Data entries

+--

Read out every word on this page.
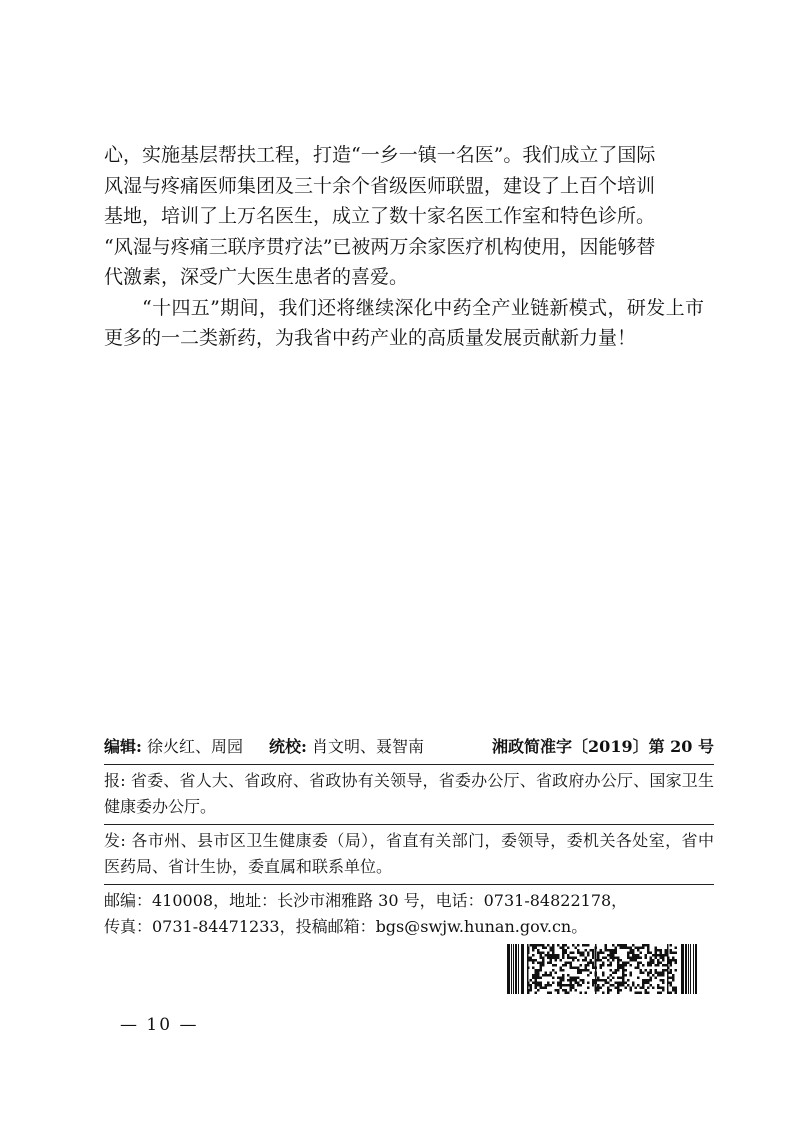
心，实施基层帮扶工程，打造“一乡一镇一名医”。我们成立了国际
风湿与疼痛医师集团及三十余个省级医师联盟，建设了上百个培训
基地，培训了上万名医生，成立了数十家名医工作室和特色诊所。
“风湿与疼痛三联序贯疗法”已被两万余家医疗机构使用，因能够替
代激素，深受广大医生患者的喜爱。

“十四五”期间，我们还将继续深化中药全产业链新模式，研发上市更多的一二类新药，为我省中药产业的高质量发展贡献新力量！

编辑:
徐火红、周园 统校:
肖文明、聂智南	湘政简准字〔2019〕第 20 号
报: 省委、省人大、省政府、省政协有关领导，省委办公厅、省政府办公厅、国家卫生健康委办公厅。
发: 各市州、县市区卫生健康委（局），省直有关部门，委领导，委机关各处室，省中医药局、省计生协，委直属和联系单位。
邮编：410008，地址：长沙市湘雅路 30 号，电话：0731-84822178，
传真：0731-84471233，投稿邮箱：bgs@swjw.hunan.gov.cn。
— 10 —
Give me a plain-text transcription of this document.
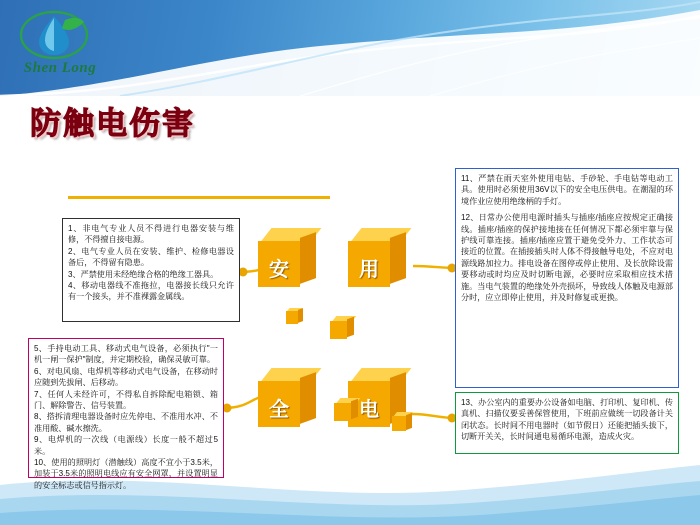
Shen Long
防触电伤害
安	用
全	电

1、非电气专业人员不得进行电器安装与维修，不得擅自接电源。

2、电气专业人员在安装、维护、检修电器设备后，不得留有隐患。

3、严禁使用未经绝缘合格的绝缘工器具。

4、移动电器线不准拖拉，电器接长线只允许有一个接头，并不准裸露金属线。

5、手持电动工具、移动式电气设备，必须执行"一机一闸一保护"制度，并定期校验，确保灵敏可靠。

6、对电风扇、电焊机等移动式电气设备，在移动时应随到先拔闸、后移动。

7、任何人未经许可，不得私自拆除配电箱锁、箱门、解除警告、信号装置。

8、搭拆清理电器设备时应先停电、不准用水冲、不准用酸、碱水擦洗。

9、电焊机的一次线（电源线）长度一般不超过5米。

10、使用的照明灯（潜触线）高度不宜小于3.5米，加装于3.5米的照明电线应有安全网罩，并设置明显的安全标志或信号指示灯。

11、严禁在雨天室外使用电钻、手砂轮、手电钻等电动工具。使用时必须使用36V以下的安全电压供电。在潮湿的环境作业应使用绝缘柄的手灯。

12、日常办公使用电源时插头与插座/插座应按规定正确接线。插座/插座的保护接地接在任何情况下都必须牢靠与保护线可靠连接。插座/插座应置于避免受外力、工作状态可接近的位置。在插接插头时人体不得接触导电处，不应对电源线路加拉力。排电设备在图停或停止使用、及长放除设需要移动或时均应及时切断电源，必要时应采取相应技术措施。当电气装置的绝缘处外壳损坏，导致线人体触及电源部分时，应立即停止使用，并及时修复或更换。

13、办公室内的重要办公设备如电脑、打印机、复印机、传真机、扫描仪要妥善保管使用，下班前应做统一切段备计关闭状态。长时间不用电器时（如节假日）还能把插头拔下，切断开关关，长时间通电易循环电源，造成火灾。
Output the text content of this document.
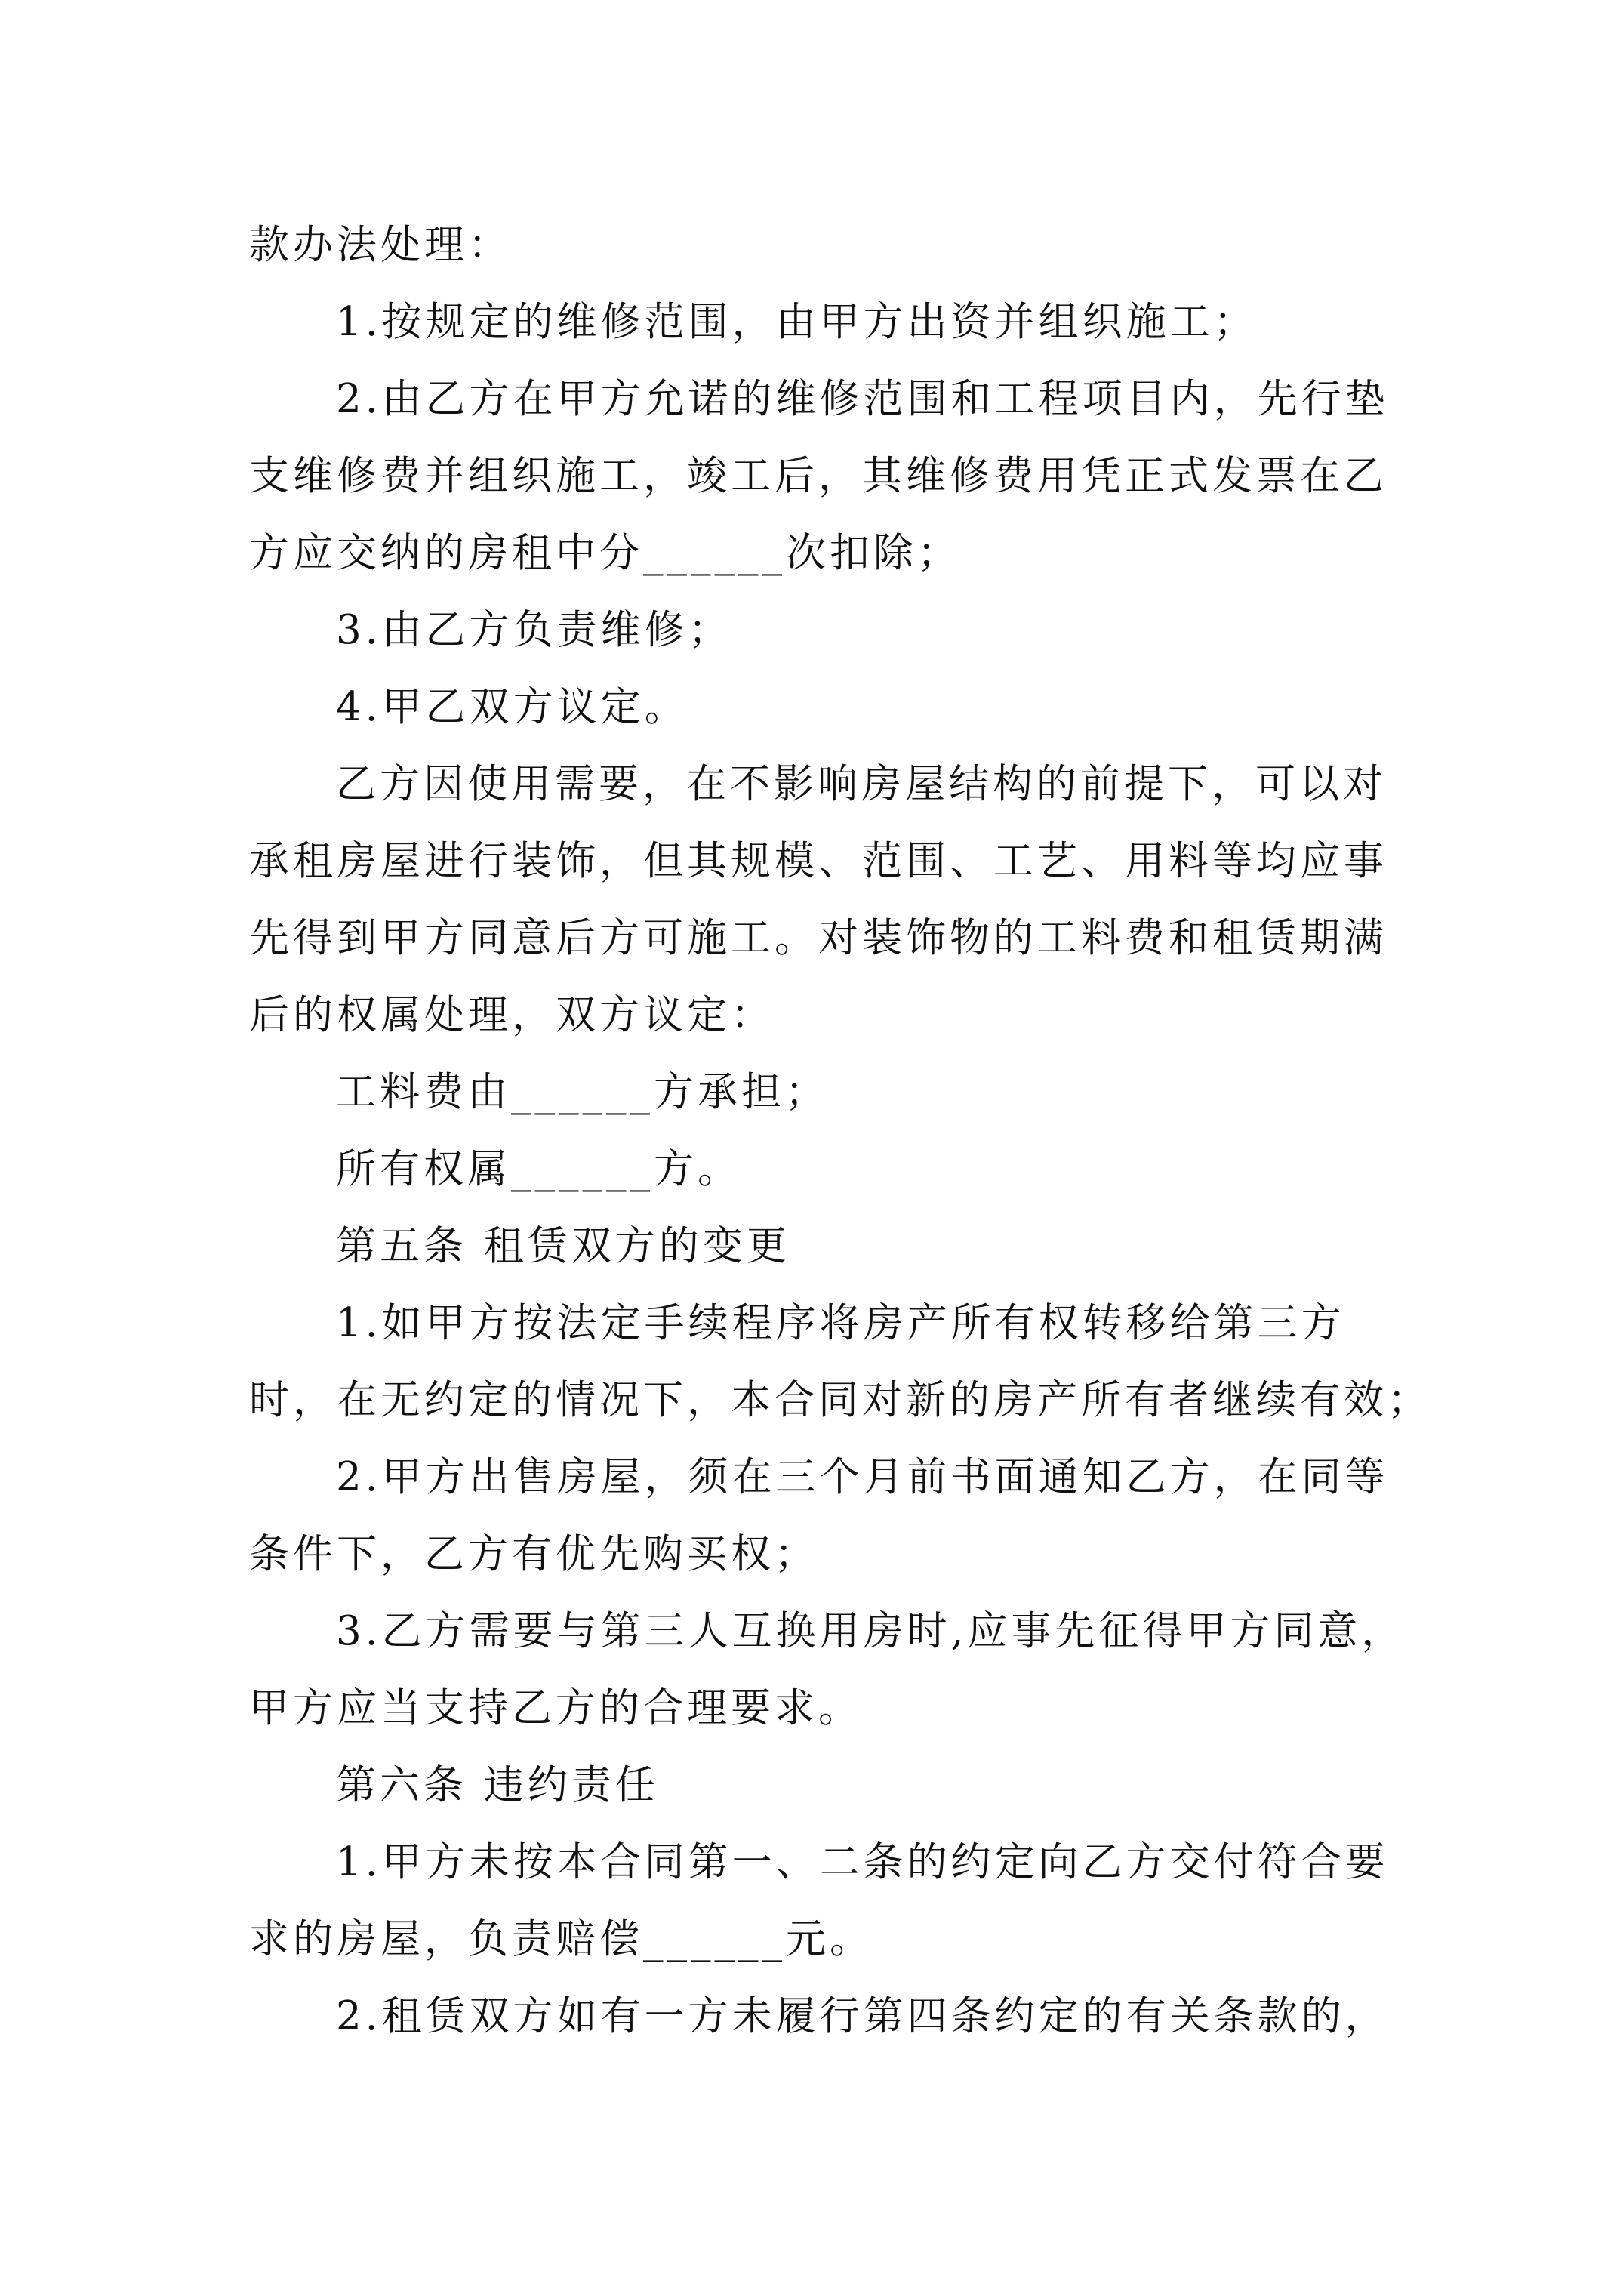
款办法处理：
1.按规定的维修范围，由甲方出资并组织施工；
2.由乙方在甲方允诺的维修范围和工程项目内，先行垫
支维修费并组织施工，竣工后，其维修费用凭正式发票在乙
方应交纳的房租中分______次扣除；
3.由乙方负责维修；
4.甲乙双方议定。
乙方因使用需要，在不影响房屋结构的前提下，可以对
承租房屋进行装饰，但其规模、范围、工艺、用料等均应事
先得到甲方同意后方可施工。对装饰物的工料费和租赁期满
后的权属处理，双方议定：
工料费由______方承担；
所有权属______方。
第五条 租赁双方的变更
1.如甲方按法定手续程序将房产所有权转移给第三方
时，在无约定的情况下，本合同对新的房产所有者继续有效；
2.甲方出售房屋，须在三个月前书面通知乙方，在同等
条件下，乙方有优先购买权；
3.乙方需要与第三人互换用房时,应事先征得甲方同意，
甲方应当支持乙方的合理要求。
第六条 违约责任
1.甲方未按本合同第一、二条的约定向乙方交付符合要
求的房屋，负责赔偿______元。
2.租赁双方如有一方未履行第四条约定的有关条款的，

+--

→ Task details:
Print all the records again exactly; do not include any picture.

→ Answer to the task:
Read out every word on this page.
心，实施基层帮扶工程，打造“一乡一镇一名医”。我们成立了国际
风湿与疼痛医师集团及三十余个省级医师联盟，建设了上百个培训
基地，培训了上万名医生，成立了数十家名医工作室和特色诊所。
“风湿与疼痛三联序贯疗法”已被两万余家医疗机构使用，因能够替
代激素，深受广大医生患者的喜爱。

“十四五”期间，我们还将继续深化中药全产业链新模式，研发上市更多的一二类新药，为我省中药产业的高质量发展贡献新力量！

编辑:
徐火红、周园 统校:
肖文明、聂智南	湘政简准字〔2019〕第 20 号
报: 省委、省人大、省政府、省政协有关领导，省委办公厅、省政府办公厅、国家卫生健康委办公厅。
发: 各市州、县市区卫生健康委（局），省直有关部门，委领导，委机关各处室，省中医药局、省计生协，委直属和联系单位。
邮编：410008，地址：长沙市湘雅路 30 号，电话：0731-84822178，
传真：0731-84471233，投稿邮箱：bgs@swjw.hunan.gov.cn。
— 10 —
Give me a plain-text transcription of this document.
Shen Long
防触电伤害
安	用
全	电

1、非电气专业人员不得进行电器安装与维修，不得擅自接电源。

2、电气专业人员在安装、维护、检修电器设备后，不得留有隐患。

3、严禁使用未经绝缘合格的绝缘工器具。

4、移动电器线不准拖拉，电器接长线只允许有一个接头，并不准裸露金属线。

5、手持电动工具、移动式电气设备，必须执行"一机一闸一保护"制度，并定期校验，确保灵敏可靠。

6、对电风扇、电焊机等移动式电气设备，在移动时应随到先拔闸、后移动。

7、任何人未经许可，不得私自拆除配电箱锁、箱门、解除警告、信号装置。

8、搭拆清理电器设备时应先停电、不准用水冲、不准用酸、碱水擦洗。

9、电焊机的一次线（电源线）长度一般不超过5米。

10、使用的照明灯（潜触线）高度不宜小于3.5米，加装于3.5米的照明电线应有安全网罩，并设置明显的安全标志或信号指示灯。

11、严禁在雨天室外使用电钻、手砂轮、手电钻等电动工具。使用时必须使用36V以下的安全电压供电。在潮湿的环境作业应使用绝缘柄的手灯。

12、日常办公使用电源时插头与插座/插座应按规定正确接线。插座/插座的保护接地接在任何情况下都必须牢靠与保护线可靠连接。插座/插座应置于避免受外力、工作状态可接近的位置。在插接插头时人体不得接触导电处，不应对电源线路加拉力。排电设备在图停或停止使用、及长放除设需要移动或时均应及时切断电源，必要时应采取相应技术措施。当电气装置的绝缘处外壳损坏，导致线人体触及电源部分时，应立即停止使用，并及时修复或更换。

13、办公室内的重要办公设备如电脑、打印机、复印机、传真机、扫描仪要妥善保管使用，下班前应做统一切段备计关闭状态。长时间不用电器时（如节假日）还能把插头拔下，切断开关关，长时间通电易循环电源，造成火灾。
Output the text content of this document.
款办法处理：
1.按规定的维修范围，由甲方出资并组织施工；
2.由乙方在甲方允诺的维修范围和工程项目内，先行垫
支维修费并组织施工，竣工后，其维修费用凭正式发票在乙
方应交纳的房租中分______次扣除；
3.由乙方负责维修；
4.甲乙双方议定。
乙方因使用需要，在不影响房屋结构的前提下，可以对
承租房屋进行装饰，但其规模、范围、工艺、用料等均应事
先得到甲方同意后方可施工。对装饰物的工料费和租赁期满
后的权属处理，双方议定：
工料费由______方承担；
所有权属______方。
第五条 租赁双方的变更
1.如甲方按法定手续程序将房产所有权转移给第三方
时，在无约定的情况下，本合同对新的房产所有者继续有效；
2.甲方出售房屋，须在三个月前书面通知乙方，在同等
条件下，乙方有优先购买权；
3.乙方需要与第三人互换用房时,应事先征得甲方同意，
甲方应当支持乙方的合理要求。
第六条 违约责任
1.甲方未按本合同第一、二条的约定向乙方交付符合要
求的房屋，负责赔偿______元。
2.租赁双方如有一方未履行第四条约定的有关条款的，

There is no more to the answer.